EXCERPTED DATA:
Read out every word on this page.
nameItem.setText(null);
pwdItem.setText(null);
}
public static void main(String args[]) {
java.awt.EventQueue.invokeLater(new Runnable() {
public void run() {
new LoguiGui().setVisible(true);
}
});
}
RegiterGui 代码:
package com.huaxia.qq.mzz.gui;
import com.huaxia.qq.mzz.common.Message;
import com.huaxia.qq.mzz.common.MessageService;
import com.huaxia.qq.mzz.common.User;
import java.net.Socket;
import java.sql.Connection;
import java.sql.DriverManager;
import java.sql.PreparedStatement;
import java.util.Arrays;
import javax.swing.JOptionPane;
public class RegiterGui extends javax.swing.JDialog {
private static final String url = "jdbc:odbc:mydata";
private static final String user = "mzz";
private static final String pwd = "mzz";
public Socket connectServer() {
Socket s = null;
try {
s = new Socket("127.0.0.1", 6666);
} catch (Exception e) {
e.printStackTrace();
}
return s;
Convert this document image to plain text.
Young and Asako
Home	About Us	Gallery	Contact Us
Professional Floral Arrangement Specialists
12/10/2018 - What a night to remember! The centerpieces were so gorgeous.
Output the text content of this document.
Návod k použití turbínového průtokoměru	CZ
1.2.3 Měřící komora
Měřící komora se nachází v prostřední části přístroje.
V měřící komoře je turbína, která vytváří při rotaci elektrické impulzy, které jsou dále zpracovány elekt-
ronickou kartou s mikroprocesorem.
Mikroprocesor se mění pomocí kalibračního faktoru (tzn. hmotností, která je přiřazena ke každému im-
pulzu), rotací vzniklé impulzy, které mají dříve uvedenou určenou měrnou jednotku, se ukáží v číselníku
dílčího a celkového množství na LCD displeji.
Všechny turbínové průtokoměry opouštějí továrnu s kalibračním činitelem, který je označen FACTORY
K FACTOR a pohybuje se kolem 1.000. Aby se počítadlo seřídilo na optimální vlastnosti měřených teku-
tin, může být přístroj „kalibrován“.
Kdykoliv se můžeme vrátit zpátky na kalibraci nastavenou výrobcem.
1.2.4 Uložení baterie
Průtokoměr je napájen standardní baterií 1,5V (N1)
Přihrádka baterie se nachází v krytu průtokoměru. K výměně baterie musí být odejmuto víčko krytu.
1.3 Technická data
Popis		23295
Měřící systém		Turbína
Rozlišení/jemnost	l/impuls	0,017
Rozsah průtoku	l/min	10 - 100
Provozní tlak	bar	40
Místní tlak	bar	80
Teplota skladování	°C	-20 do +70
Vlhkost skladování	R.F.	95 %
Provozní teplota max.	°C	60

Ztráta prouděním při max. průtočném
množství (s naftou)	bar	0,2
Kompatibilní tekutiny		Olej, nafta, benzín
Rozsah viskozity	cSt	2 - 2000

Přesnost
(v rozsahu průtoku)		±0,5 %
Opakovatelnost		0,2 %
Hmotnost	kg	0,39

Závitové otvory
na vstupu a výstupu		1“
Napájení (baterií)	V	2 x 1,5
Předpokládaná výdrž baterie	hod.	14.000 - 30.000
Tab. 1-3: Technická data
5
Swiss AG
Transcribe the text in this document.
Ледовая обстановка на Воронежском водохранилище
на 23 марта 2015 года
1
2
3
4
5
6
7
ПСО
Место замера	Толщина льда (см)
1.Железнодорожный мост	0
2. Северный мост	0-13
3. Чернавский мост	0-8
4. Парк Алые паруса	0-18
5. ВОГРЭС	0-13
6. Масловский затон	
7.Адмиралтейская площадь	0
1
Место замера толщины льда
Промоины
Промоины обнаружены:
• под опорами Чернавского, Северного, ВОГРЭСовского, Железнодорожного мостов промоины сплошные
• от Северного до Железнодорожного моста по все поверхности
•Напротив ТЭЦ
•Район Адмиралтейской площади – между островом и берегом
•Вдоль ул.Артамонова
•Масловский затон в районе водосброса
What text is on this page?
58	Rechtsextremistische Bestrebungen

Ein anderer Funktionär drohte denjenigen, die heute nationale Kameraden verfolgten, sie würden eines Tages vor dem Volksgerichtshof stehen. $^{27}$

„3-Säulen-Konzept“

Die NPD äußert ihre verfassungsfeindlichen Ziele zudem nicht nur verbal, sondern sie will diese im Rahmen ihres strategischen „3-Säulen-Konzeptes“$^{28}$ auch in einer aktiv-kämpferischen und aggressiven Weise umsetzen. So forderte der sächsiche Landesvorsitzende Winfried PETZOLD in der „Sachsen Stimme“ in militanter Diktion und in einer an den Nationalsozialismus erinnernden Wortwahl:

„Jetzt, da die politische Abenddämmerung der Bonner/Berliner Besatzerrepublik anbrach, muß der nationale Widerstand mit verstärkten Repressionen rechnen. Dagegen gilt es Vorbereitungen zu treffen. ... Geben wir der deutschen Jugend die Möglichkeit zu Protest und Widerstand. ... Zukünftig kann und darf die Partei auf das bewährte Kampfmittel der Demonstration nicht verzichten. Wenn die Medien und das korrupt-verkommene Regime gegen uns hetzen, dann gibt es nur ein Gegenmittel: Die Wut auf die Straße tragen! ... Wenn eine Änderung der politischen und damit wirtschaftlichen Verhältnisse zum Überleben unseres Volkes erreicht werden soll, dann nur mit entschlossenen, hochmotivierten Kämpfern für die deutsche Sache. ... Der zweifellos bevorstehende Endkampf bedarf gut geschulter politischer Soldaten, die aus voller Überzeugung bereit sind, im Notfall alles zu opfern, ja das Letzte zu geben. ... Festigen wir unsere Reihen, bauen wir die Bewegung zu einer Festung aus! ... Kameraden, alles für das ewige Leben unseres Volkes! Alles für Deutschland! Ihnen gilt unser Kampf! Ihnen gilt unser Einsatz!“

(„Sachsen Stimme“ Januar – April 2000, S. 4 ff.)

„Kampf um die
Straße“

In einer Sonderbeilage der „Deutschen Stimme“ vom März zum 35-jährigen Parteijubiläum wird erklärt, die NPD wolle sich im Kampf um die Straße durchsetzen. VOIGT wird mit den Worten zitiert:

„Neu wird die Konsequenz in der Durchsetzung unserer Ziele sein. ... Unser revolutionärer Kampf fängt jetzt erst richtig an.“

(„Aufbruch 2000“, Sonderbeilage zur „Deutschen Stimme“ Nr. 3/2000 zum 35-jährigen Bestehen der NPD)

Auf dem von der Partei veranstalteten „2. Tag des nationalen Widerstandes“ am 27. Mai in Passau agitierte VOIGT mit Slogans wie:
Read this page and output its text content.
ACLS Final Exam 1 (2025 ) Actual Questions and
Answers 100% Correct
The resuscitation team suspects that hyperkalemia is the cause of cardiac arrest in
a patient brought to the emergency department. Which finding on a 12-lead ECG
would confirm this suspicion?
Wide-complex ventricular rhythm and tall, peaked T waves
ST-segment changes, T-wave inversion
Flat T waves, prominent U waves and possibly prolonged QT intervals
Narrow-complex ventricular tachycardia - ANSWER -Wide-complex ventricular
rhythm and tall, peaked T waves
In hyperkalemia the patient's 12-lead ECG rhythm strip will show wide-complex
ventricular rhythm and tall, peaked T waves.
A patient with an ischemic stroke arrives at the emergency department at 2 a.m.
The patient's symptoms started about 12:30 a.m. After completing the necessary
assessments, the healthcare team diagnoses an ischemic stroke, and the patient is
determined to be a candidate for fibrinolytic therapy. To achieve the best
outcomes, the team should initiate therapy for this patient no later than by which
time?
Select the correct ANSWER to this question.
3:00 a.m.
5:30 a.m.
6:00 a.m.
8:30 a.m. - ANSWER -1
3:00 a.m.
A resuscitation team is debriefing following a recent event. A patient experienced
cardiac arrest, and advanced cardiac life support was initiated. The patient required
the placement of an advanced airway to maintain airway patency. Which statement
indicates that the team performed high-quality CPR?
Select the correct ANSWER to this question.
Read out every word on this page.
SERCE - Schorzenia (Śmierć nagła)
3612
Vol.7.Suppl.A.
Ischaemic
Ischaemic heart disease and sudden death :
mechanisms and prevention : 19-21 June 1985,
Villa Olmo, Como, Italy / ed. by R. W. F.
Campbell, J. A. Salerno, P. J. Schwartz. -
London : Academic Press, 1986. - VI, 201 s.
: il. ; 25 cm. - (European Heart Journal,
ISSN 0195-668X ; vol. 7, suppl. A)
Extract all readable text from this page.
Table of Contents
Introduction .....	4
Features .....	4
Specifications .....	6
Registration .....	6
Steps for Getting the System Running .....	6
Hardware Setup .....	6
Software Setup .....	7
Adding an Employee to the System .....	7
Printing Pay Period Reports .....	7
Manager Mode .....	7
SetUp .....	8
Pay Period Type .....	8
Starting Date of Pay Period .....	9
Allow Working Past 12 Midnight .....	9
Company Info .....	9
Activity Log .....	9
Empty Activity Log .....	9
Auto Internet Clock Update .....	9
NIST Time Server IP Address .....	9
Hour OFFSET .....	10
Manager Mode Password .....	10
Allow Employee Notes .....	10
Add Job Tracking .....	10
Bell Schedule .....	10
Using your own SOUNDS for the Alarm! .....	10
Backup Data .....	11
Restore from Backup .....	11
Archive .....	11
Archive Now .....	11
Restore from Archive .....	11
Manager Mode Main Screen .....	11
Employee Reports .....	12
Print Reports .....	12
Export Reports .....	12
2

WHAT IS NEEDED: List all lines in the material containing the string "RegiterGui".

CORRECT ANSWER:
RegiterGui 代码:
public class RegiterGui extends javax.swing.JDialog {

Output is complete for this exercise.